- **SELECTED EXCERPT**

----------

Monday, April 14, 2008

Pondering the tone of the immigration debate…

I’m late to the topic of immigrant rights and a bitch is trying to catch up. Oh, I’ve written about immigration reform and the misuse of immigration as a wedge issue in American politics, but a bitch is still studying this shit.

What I do know is that the debate around immigration has been and continues to be bigoted as hell.

Blink.

It has, y’all. The tone offends me and I don't even claim an immigrant history.

I attended the Immigration in the U.S.: The Women's Rights Crisis Feminists Aren't Talking About panel at WAM! and was inspired to write a piece for RH Reality Check that went up today. Missouri is on the brink of passing legislation that claims to address illegal immigration, but it is drenched in anti-immigrant bullshit that has no place in the discussion.

Ruben Navarrette Jr. has a Commentary up at CNN.com on this topic. Oh, and read the comments...some of them are beyond ig'nant.

I live in St. Louis city and one of the things I love about my home is how culturally diverse it is. Community and culture existed before the French planted a flag along the Mississippi and the River City has since become home to Italian, Irish, German, Bosnia, Chinese, Caribbean and immigrants from African countries and the Middle East. When I walk down South Grand, I see and hear diversity and it feels good.

But America has long struggled and failed to address immigration with decency and respect. Just as communities and groups defended and supported Irish Need Not Apply signs, we now have people playing their Bigot Card on the topic of immigration.

It is easy to point out how the nastiness of the anti-immigrant immigration debate hurts immigrant communities and immigrants.

But the cold hard reality is that it hurts all of us as it reveals the ugly face of bigotry beneath the mask of tolerance this nation slaps on before greeting the world.

Mercy.

Anyhoo, this reminds me of a conversation I had with a Navajo woman while visiting New Mexico and drooling over handmade jewelry. She told me that while she was visiting Utah someone yelled out of their car for her to go back where she came from. She laughed and said if people went back to where their people came from, Navajo visiting Utah would have one of the quickest moves.

Sigh.

6 comments:

Melissa McEwan said...

----------

- **DATA SHOWN**
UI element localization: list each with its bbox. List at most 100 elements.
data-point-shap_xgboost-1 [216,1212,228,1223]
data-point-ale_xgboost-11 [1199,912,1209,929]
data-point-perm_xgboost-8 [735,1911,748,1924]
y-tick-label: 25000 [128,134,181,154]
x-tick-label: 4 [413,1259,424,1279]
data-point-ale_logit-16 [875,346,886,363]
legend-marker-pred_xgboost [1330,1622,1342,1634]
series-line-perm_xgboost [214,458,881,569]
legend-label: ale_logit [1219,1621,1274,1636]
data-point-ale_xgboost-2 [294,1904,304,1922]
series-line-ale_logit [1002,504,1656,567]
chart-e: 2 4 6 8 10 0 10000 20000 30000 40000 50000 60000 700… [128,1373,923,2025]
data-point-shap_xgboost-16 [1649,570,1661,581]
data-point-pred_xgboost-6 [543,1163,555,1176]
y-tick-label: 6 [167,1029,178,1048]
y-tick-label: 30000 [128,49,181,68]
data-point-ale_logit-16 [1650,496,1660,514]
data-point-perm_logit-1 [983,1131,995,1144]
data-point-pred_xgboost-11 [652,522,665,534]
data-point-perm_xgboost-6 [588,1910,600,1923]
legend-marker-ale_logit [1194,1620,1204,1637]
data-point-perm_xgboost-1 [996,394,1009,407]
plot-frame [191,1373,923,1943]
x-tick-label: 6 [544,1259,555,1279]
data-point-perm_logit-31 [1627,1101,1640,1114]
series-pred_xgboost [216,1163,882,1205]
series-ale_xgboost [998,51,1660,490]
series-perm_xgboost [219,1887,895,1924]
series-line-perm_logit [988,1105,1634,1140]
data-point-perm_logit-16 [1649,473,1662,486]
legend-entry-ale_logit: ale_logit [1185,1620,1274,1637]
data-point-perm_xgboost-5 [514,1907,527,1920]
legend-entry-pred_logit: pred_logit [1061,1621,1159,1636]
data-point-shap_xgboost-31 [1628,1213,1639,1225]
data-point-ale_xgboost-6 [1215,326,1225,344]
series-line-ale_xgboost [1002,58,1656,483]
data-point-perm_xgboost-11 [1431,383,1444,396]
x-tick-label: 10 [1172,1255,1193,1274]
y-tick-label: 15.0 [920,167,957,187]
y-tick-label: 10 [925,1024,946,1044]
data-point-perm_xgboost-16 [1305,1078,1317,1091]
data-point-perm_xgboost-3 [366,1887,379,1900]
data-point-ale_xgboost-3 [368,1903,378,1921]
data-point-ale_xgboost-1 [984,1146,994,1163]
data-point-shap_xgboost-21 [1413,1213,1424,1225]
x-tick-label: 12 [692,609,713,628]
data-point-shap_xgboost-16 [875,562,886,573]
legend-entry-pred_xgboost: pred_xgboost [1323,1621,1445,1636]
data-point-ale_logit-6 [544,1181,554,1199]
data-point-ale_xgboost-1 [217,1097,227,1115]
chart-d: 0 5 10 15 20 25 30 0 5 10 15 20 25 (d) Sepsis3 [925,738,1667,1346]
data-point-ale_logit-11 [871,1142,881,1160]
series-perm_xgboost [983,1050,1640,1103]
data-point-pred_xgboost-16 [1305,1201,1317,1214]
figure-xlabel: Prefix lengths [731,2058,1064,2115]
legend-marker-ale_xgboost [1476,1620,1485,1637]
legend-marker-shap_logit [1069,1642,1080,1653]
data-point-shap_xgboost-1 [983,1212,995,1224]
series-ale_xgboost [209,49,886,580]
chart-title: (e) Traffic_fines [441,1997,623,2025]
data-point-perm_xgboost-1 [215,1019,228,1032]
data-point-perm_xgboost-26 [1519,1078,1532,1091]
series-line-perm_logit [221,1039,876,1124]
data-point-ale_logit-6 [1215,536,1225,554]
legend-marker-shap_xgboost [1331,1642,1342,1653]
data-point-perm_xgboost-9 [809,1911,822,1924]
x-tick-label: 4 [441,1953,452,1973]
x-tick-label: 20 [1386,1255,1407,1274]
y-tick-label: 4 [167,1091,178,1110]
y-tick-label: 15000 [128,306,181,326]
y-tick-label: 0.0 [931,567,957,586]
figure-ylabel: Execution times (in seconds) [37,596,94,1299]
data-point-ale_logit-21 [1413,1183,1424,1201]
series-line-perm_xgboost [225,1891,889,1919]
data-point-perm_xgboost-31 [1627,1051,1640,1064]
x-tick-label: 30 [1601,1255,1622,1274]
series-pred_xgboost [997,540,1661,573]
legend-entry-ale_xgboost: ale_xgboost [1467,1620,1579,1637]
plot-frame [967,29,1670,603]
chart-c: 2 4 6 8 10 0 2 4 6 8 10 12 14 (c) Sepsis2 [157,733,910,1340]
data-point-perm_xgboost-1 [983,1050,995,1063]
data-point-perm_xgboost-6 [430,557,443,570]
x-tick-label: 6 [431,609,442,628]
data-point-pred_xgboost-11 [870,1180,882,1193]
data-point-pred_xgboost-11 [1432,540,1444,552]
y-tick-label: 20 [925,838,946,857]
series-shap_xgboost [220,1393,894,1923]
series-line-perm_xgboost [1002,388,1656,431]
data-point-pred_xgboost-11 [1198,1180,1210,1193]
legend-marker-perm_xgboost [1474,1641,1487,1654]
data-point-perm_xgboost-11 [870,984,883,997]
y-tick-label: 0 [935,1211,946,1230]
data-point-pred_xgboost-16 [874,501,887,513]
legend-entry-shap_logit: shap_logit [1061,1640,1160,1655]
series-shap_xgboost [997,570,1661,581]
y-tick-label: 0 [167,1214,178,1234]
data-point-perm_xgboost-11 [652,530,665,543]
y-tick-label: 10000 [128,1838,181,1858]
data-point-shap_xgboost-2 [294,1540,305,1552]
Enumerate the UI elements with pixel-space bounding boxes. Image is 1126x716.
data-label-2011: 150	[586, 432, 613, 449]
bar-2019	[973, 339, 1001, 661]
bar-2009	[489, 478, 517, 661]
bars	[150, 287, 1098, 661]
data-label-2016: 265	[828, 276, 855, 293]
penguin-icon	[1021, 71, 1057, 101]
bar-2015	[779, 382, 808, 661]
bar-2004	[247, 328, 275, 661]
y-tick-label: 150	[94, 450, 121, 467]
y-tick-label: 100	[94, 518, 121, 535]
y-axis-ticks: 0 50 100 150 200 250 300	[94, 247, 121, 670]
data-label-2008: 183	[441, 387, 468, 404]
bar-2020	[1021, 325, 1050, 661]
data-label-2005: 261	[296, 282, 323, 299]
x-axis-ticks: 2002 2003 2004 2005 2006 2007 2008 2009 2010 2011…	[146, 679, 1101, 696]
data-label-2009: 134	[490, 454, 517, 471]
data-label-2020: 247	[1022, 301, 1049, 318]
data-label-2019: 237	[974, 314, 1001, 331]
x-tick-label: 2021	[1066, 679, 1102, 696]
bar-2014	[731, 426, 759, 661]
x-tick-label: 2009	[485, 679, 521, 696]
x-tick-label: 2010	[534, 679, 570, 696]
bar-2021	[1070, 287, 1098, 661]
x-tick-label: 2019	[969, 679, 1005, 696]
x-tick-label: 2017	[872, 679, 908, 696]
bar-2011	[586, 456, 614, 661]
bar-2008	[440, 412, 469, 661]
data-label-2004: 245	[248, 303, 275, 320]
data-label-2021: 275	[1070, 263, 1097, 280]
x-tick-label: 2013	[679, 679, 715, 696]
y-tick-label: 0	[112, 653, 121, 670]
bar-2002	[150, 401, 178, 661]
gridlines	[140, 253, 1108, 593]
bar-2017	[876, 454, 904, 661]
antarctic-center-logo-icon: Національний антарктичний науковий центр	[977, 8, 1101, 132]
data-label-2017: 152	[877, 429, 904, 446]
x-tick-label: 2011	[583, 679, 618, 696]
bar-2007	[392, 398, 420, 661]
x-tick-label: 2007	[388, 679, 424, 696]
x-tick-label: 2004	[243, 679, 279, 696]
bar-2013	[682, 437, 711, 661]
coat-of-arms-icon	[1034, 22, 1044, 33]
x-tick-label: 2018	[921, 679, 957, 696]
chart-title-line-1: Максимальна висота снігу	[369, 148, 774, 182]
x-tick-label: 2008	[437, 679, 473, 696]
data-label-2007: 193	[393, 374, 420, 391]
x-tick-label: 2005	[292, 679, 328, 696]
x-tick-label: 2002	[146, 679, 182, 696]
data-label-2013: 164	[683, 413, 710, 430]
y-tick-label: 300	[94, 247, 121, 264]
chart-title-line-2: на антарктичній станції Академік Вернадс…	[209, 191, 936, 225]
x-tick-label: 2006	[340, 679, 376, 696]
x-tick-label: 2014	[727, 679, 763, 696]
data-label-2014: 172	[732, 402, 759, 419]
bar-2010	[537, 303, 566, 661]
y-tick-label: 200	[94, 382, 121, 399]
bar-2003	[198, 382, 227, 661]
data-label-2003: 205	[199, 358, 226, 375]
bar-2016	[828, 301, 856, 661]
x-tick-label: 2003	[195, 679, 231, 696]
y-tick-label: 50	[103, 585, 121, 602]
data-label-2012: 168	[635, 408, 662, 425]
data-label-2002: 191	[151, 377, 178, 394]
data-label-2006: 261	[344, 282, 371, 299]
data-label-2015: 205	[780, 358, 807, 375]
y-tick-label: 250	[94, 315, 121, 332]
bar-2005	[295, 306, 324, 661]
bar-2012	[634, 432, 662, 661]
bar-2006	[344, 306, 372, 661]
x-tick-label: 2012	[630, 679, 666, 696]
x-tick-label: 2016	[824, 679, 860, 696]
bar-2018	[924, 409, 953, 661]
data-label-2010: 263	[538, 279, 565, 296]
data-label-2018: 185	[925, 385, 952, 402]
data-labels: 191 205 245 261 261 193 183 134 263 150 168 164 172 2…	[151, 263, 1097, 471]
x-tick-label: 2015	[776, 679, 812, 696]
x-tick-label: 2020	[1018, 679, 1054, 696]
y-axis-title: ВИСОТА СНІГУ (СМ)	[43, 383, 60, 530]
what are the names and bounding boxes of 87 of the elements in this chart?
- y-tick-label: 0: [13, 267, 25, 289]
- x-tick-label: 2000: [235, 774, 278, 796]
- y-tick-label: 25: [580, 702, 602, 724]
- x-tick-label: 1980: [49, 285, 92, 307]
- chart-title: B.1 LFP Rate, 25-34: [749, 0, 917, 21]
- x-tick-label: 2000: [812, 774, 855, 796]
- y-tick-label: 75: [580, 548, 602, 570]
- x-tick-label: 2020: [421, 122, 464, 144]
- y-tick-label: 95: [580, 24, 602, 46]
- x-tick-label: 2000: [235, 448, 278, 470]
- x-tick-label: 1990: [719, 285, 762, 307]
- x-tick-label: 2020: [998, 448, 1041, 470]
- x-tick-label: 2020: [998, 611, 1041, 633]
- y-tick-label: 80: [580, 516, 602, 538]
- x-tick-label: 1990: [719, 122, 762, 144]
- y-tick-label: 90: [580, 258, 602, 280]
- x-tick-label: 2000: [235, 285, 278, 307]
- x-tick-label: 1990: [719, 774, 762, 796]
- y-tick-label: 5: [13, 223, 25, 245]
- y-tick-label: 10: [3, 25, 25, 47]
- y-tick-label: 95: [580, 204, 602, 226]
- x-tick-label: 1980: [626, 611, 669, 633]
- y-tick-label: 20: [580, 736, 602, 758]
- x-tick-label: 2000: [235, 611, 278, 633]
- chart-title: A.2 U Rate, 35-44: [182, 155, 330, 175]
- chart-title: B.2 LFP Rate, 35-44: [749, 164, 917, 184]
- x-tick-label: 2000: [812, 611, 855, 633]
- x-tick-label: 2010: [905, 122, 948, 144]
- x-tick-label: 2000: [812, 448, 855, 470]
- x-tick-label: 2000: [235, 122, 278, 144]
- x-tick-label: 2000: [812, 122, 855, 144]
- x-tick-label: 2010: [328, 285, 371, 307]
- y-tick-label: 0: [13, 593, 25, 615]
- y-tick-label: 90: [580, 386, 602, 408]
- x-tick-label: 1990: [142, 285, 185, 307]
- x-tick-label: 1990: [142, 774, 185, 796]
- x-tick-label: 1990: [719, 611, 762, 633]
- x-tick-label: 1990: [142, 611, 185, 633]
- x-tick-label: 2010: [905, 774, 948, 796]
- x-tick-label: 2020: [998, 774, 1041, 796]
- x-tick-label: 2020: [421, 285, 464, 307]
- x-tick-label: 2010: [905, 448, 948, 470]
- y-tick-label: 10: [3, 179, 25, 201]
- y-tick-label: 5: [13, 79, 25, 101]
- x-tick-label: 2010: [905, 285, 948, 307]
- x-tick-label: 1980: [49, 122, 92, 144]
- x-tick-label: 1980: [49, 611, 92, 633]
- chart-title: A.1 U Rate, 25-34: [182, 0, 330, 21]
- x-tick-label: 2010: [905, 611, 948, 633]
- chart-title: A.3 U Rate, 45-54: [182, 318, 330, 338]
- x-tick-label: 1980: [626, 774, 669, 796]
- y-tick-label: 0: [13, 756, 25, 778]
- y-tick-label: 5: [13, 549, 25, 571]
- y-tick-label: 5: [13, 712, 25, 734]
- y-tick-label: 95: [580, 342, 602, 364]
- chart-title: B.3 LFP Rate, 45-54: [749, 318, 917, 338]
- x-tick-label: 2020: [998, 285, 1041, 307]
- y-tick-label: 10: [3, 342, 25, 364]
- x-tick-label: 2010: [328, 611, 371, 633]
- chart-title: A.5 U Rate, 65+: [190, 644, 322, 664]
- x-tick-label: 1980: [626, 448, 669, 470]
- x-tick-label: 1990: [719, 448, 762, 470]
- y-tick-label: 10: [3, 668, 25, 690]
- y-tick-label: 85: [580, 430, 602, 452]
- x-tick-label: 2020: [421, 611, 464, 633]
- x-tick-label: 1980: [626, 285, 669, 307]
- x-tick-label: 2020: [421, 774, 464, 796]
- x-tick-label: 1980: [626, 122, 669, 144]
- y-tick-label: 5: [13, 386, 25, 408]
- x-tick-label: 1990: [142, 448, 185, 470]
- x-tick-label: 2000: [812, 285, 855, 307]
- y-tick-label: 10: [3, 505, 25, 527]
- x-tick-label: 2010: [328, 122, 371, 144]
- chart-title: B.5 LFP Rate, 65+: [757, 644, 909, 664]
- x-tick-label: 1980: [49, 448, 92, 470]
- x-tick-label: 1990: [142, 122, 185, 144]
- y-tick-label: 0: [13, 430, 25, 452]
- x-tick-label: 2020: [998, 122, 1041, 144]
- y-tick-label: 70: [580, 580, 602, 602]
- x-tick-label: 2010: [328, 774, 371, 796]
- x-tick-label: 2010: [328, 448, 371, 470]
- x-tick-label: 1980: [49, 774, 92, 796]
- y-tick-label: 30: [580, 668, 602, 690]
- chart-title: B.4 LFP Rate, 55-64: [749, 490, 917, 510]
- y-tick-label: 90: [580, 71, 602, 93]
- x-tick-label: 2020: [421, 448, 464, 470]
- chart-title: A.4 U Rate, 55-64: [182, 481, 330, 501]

----------

- **STATED PROBLEM**
Decide whether each of the following statements agrees with the blog post on the immigration debate, answering yes or no and quoting the words of the post that settle it: (a) The writer lives in St. Louis city. (b) Missouri has already passed its legislation on illegal immigration. (c) The writer claims an immigrant history.

- **COMPLETE OUTPUT**
(a) Yes: "I live in St. Louis city"
(b) No: "Missouri is on the brink of passing legislation"
(c) No: "I don't even claim an immigrant history"